For each line in the data below that holds "kind", return a copy.

------ Input material ------

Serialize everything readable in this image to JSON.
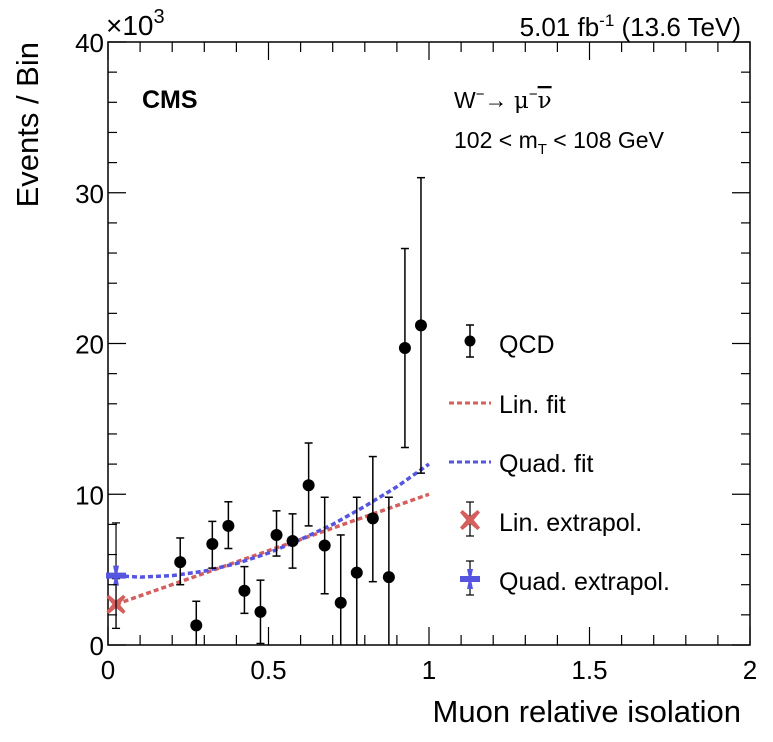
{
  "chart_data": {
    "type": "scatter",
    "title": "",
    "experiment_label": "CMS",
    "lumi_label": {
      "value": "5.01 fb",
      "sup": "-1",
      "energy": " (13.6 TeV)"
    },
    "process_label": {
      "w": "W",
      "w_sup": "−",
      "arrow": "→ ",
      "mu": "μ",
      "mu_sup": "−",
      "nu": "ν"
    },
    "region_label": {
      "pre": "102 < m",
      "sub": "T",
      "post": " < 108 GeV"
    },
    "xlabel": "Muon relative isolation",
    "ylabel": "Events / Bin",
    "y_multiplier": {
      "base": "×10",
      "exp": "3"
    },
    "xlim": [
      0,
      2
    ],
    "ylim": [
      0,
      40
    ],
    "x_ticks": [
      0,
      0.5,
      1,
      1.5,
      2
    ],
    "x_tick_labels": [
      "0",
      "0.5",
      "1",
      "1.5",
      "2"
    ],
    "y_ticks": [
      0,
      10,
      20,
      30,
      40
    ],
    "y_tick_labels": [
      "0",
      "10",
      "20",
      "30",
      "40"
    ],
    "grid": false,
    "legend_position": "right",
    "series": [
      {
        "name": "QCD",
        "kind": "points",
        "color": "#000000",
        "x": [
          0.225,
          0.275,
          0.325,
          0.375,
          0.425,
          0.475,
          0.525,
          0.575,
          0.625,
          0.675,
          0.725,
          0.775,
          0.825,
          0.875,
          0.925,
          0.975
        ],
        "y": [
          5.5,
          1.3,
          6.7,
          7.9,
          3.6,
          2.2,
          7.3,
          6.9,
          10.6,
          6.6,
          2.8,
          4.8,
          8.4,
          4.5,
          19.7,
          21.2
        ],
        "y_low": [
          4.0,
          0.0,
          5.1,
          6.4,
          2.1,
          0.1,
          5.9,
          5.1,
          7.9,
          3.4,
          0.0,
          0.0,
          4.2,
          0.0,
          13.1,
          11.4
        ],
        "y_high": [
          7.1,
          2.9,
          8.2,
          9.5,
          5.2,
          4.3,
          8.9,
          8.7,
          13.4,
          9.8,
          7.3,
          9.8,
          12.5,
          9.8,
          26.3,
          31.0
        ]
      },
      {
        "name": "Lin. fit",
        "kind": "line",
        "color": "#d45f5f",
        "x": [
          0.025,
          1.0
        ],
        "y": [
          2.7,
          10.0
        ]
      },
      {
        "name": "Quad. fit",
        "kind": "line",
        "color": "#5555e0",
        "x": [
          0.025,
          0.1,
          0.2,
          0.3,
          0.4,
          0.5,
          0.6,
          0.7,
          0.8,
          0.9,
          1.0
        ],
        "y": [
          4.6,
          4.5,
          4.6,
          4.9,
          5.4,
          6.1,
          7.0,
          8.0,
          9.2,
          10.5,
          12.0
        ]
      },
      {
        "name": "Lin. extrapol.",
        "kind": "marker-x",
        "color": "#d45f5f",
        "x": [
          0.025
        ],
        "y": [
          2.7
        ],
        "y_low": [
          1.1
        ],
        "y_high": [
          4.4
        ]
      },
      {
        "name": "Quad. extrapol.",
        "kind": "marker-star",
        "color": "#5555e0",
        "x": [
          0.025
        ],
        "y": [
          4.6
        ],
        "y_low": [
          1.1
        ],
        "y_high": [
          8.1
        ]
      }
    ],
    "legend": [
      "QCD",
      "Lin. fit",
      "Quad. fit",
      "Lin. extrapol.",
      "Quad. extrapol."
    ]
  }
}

------

*Expected answer*
        "kind": "points",
        "kind": "line",
        "kind": "line",
        "kind": "marker-x",
        "kind": "marker-star",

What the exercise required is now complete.